Direction = The records below hold pictures; please leave those out and retype the rest exactly.
[BEGIN]
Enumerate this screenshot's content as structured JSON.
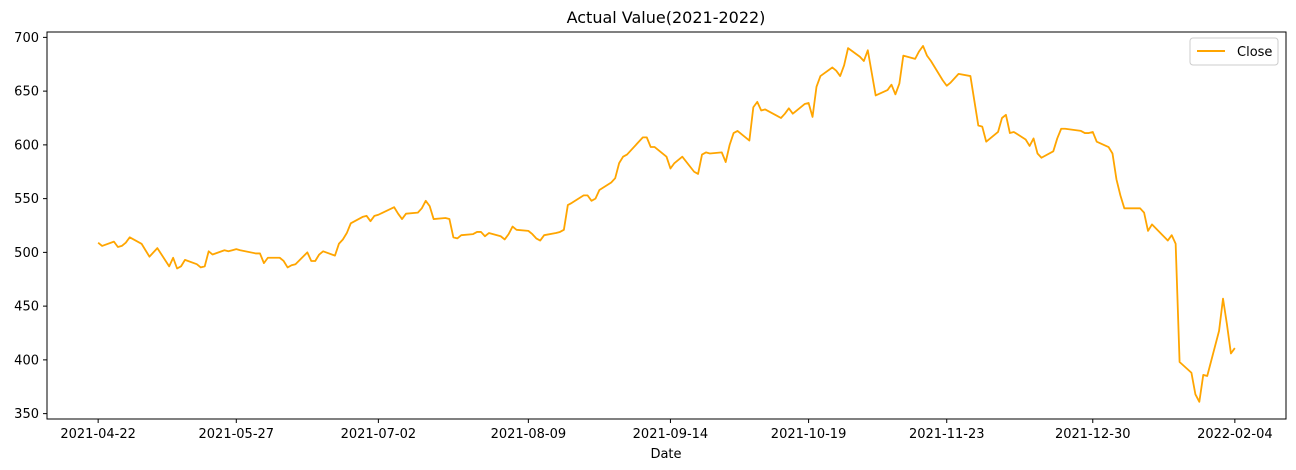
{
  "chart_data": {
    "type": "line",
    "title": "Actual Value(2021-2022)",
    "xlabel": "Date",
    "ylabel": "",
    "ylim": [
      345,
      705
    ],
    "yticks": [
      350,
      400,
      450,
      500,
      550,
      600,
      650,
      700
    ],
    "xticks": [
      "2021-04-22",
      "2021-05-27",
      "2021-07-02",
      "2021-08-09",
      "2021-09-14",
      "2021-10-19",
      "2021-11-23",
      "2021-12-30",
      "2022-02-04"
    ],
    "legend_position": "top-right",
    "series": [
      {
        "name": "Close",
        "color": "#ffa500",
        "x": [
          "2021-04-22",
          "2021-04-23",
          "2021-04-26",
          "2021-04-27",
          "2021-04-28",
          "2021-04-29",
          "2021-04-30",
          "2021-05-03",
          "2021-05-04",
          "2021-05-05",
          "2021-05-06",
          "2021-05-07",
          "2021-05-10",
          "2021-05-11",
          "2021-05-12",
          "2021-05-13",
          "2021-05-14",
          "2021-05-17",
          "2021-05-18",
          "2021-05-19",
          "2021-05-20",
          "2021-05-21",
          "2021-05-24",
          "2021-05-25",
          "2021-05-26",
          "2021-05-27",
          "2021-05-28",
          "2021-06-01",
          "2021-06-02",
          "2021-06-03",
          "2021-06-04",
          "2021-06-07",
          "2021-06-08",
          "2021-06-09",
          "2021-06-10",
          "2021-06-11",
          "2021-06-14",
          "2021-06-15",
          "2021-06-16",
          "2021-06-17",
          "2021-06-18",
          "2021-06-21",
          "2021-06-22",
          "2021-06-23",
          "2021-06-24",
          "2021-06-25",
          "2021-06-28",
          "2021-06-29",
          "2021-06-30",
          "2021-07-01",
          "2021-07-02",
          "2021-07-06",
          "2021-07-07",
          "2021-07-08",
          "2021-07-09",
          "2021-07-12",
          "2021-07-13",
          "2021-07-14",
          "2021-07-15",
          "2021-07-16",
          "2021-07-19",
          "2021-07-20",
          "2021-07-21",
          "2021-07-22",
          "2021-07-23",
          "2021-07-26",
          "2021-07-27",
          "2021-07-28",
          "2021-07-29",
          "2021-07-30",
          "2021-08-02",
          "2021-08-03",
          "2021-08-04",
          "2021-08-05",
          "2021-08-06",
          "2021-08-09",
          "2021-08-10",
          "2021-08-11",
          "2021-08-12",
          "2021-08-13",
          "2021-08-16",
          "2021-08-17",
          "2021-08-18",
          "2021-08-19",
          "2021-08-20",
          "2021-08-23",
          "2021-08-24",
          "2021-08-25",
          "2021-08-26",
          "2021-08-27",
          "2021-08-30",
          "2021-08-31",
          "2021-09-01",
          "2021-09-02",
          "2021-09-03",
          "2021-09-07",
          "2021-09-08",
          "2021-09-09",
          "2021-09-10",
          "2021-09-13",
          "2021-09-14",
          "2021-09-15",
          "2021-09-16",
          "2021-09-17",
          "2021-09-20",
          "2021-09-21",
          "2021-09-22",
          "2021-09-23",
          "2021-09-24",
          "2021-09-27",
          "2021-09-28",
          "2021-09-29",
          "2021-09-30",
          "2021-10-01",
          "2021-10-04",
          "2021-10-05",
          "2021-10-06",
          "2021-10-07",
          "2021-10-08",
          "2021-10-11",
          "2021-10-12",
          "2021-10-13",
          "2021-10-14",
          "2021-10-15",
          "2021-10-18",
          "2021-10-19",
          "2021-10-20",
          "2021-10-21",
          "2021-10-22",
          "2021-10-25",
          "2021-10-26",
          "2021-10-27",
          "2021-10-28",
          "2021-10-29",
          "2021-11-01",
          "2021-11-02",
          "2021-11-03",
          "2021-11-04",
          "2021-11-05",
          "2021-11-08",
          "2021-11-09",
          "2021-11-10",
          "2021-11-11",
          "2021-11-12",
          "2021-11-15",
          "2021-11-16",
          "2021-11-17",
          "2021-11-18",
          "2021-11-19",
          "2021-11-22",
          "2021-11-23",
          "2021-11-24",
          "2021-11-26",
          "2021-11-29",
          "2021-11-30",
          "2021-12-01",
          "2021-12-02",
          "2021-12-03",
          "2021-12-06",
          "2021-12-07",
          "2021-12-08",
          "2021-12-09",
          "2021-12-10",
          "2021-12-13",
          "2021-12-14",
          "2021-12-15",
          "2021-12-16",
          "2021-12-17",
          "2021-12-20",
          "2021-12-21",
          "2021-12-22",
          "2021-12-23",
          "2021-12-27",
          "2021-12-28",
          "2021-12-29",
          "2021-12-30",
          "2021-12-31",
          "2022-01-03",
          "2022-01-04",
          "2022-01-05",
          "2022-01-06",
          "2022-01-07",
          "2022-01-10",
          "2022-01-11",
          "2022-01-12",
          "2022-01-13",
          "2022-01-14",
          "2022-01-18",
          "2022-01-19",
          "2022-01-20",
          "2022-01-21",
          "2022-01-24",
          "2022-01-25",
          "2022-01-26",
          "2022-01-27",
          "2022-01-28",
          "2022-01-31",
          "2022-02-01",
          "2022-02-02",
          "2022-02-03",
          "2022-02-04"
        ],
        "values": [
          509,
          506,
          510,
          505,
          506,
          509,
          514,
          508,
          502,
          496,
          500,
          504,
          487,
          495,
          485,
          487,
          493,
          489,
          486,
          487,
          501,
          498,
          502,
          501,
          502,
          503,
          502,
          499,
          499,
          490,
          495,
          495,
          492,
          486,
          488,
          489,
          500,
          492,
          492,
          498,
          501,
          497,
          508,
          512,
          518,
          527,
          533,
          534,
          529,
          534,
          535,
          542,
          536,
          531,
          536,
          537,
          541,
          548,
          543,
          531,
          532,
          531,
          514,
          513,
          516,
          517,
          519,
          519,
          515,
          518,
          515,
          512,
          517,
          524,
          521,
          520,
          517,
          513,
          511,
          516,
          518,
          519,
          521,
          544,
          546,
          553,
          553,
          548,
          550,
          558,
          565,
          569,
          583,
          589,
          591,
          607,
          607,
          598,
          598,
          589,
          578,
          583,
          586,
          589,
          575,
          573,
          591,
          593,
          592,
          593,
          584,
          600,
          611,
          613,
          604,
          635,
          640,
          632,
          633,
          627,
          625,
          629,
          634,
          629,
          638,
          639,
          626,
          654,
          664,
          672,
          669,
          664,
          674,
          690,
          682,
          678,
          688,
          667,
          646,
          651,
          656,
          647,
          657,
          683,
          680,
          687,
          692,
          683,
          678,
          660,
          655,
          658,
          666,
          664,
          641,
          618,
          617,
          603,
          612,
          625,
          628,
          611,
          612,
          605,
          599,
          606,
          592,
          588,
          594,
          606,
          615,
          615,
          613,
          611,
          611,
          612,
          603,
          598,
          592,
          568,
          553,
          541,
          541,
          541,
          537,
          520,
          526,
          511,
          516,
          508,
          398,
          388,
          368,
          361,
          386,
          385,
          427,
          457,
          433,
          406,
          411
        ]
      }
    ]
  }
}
[END]
Task response =
Enumerate this screenshot's content as structured JSON.
{
  "chart_data": {
    "type": "line",
    "title": "Actual Value(2021-2022)",
    "xlabel": "Date",
    "ylabel": "",
    "ylim": [
      345,
      705
    ],
    "yticks": [
      350,
      400,
      450,
      500,
      550,
      600,
      650,
      700
    ],
    "xticks": [
      "2021-04-22",
      "2021-05-27",
      "2021-07-02",
      "2021-08-09",
      "2021-09-14",
      "2021-10-19",
      "2021-11-23",
      "2021-12-30",
      "2022-02-04"
    ],
    "legend_position": "top-right",
    "series": [
      {
        "name": "Close",
        "color": "#ffa500",
        "x": [
          "2021-04-22",
          "2021-04-23",
          "2021-04-26",
          "2021-04-27",
          "2021-04-28",
          "2021-04-29",
          "2021-04-30",
          "2021-05-03",
          "2021-05-04",
          "2021-05-05",
          "2021-05-06",
          "2021-05-07",
          "2021-05-10",
          "2021-05-11",
          "2021-05-12",
          "2021-05-13",
          "2021-05-14",
          "2021-05-17",
          "2021-05-18",
          "2021-05-19",
          "2021-05-20",
          "2021-05-21",
          "2021-05-24",
          "2021-05-25",
          "2021-05-26",
          "2021-05-27",
          "2021-05-28",
          "2021-06-01",
          "2021-06-02",
          "2021-06-03",
          "2021-06-04",
          "2021-06-07",
          "2021-06-08",
          "2021-06-09",
          "2021-06-10",
          "2021-06-11",
          "2021-06-14",
          "2021-06-15",
          "2021-06-16",
          "2021-06-17",
          "2021-06-18",
          "2021-06-21",
          "2021-06-22",
          "2021-06-23",
          "2021-06-24",
          "2021-06-25",
          "2021-06-28",
          "2021-06-29",
          "2021-06-30",
          "2021-07-01",
          "2021-07-02",
          "2021-07-06",
          "2021-07-07",
          "2021-07-08",
          "2021-07-09",
          "2021-07-12",
          "2021-07-13",
          "2021-07-14",
          "2021-07-15",
          "2021-07-16",
          "2021-07-19",
          "2021-07-20",
          "2021-07-21",
          "2021-07-22",
          "2021-07-23",
          "2021-07-26",
          "2021-07-27",
          "2021-07-28",
          "2021-07-29",
          "2021-07-30",
          "2021-08-02",
          "2021-08-03",
          "2021-08-04",
          "2021-08-05",
          "2021-08-06",
          "2021-08-09",
          "2021-08-10",
          "2021-08-11",
          "2021-08-12",
          "2021-08-13",
          "2021-08-16",
          "2021-08-17",
          "2021-08-18",
          "2021-08-19",
          "2021-08-20",
          "2021-08-23",
          "2021-08-24",
          "2021-08-25",
          "2021-08-26",
          "2021-08-27",
          "2021-08-30",
          "2021-08-31",
          "2021-09-01",
          "2021-09-02",
          "2021-09-03",
          "2021-09-07",
          "2021-09-08",
          "2021-09-09",
          "2021-09-10",
          "2021-09-13",
          "2021-09-14",
          "2021-09-15",
          "2021-09-16",
          "2021-09-17",
          "2021-09-20",
          "2021-09-21",
          "2021-09-22",
          "2021-09-23",
          "2021-09-24",
          "2021-09-27",
          "2021-09-28",
          "2021-09-29",
          "2021-09-30",
          "2021-10-01",
          "2021-10-04",
          "2021-10-05",
          "2021-10-06",
          "2021-10-07",
          "2021-10-08",
          "2021-10-11",
          "2021-10-12",
          "2021-10-13",
          "2021-10-14",
          "2021-10-15",
          "2021-10-18",
          "2021-10-19",
          "2021-10-20",
          "2021-10-21",
          "2021-10-22",
          "2021-10-25",
          "2021-10-26",
          "2021-10-27",
          "2021-10-28",
          "2021-10-29",
          "2021-11-01",
          "2021-11-02",
          "2021-11-03",
          "2021-11-04",
          "2021-11-05",
          "2021-11-08",
          "2021-11-09",
          "2021-11-10",
          "2021-11-11",
          "2021-11-12",
          "2021-11-15",
          "2021-11-16",
          "2021-11-17",
          "2021-11-18",
          "2021-11-19",
          "2021-11-22",
          "2021-11-23",
          "2021-11-24",
          "2021-11-26",
          "2021-11-29",
          "2021-11-30",
          "2021-12-01",
          "2021-12-02",
          "2021-12-03",
          "2021-12-06",
          "2021-12-07",
          "2021-12-08",
          "2021-12-09",
          "2021-12-10",
          "2021-12-13",
          "2021-12-14",
          "2021-12-15",
          "2021-12-16",
          "2021-12-17",
          "2021-12-20",
          "2021-12-21",
          "2021-12-22",
          "2021-12-23",
          "2021-12-27",
          "2021-12-28",
          "2021-12-29",
          "2021-12-30",
          "2021-12-31",
          "2022-01-03",
          "2022-01-04",
          "2022-01-05",
          "2022-01-06",
          "2022-01-07",
          "2022-01-10",
          "2022-01-11",
          "2022-01-12",
          "2022-01-13",
          "2022-01-14",
          "2022-01-18",
          "2022-01-19",
          "2022-01-20",
          "2022-01-21",
          "2022-01-24",
          "2022-01-25",
          "2022-01-26",
          "2022-01-27",
          "2022-01-28",
          "2022-01-31",
          "2022-02-01",
          "2022-02-02",
          "2022-02-03",
          "2022-02-04"
        ],
        "values": [
          509,
          506,
          510,
          505,
          506,
          509,
          514,
          508,
          502,
          496,
          500,
          504,
          487,
          495,
          485,
          487,
          493,
          489,
          486,
          487,
          501,
          498,
          502,
          501,
          502,
          503,
          502,
          499,
          499,
          490,
          495,
          495,
          492,
          486,
          488,
          489,
          500,
          492,
          492,
          498,
          501,
          497,
          508,
          512,
          518,
          527,
          533,
          534,
          529,
          534,
          535,
          542,
          536,
          531,
          536,
          537,
          541,
          548,
          543,
          531,
          532,
          531,
          514,
          513,
          516,
          517,
          519,
          519,
          515,
          518,
          515,
          512,
          517,
          524,
          521,
          520,
          517,
          513,
          511,
          516,
          518,
          519,
          521,
          544,
          546,
          553,
          553,
          548,
          550,
          558,
          565,
          569,
          583,
          589,
          591,
          607,
          607,
          598,
          598,
          589,
          578,
          583,
          586,
          589,
          575,
          573,
          591,
          593,
          592,
          593,
          584,
          600,
          611,
          613,
          604,
          635,
          640,
          632,
          633,
          627,
          625,
          629,
          634,
          629,
          638,
          639,
          626,
          654,
          664,
          672,
          669,
          664,
          674,
          690,
          682,
          678,
          688,
          667,
          646,
          651,
          656,
          647,
          657,
          683,
          680,
          687,
          692,
          683,
          678,
          660,
          655,
          658,
          666,
          664,
          641,
          618,
          617,
          603,
          612,
          625,
          628,
          611,
          612,
          605,
          599,
          606,
          592,
          588,
          594,
          606,
          615,
          615,
          613,
          611,
          611,
          612,
          603,
          598,
          592,
          568,
          553,
          541,
          541,
          541,
          537,
          520,
          526,
          511,
          516,
          508,
          398,
          388,
          368,
          361,
          386,
          385,
          427,
          457,
          433,
          406,
          411
        ]
      }
    ]
  }
}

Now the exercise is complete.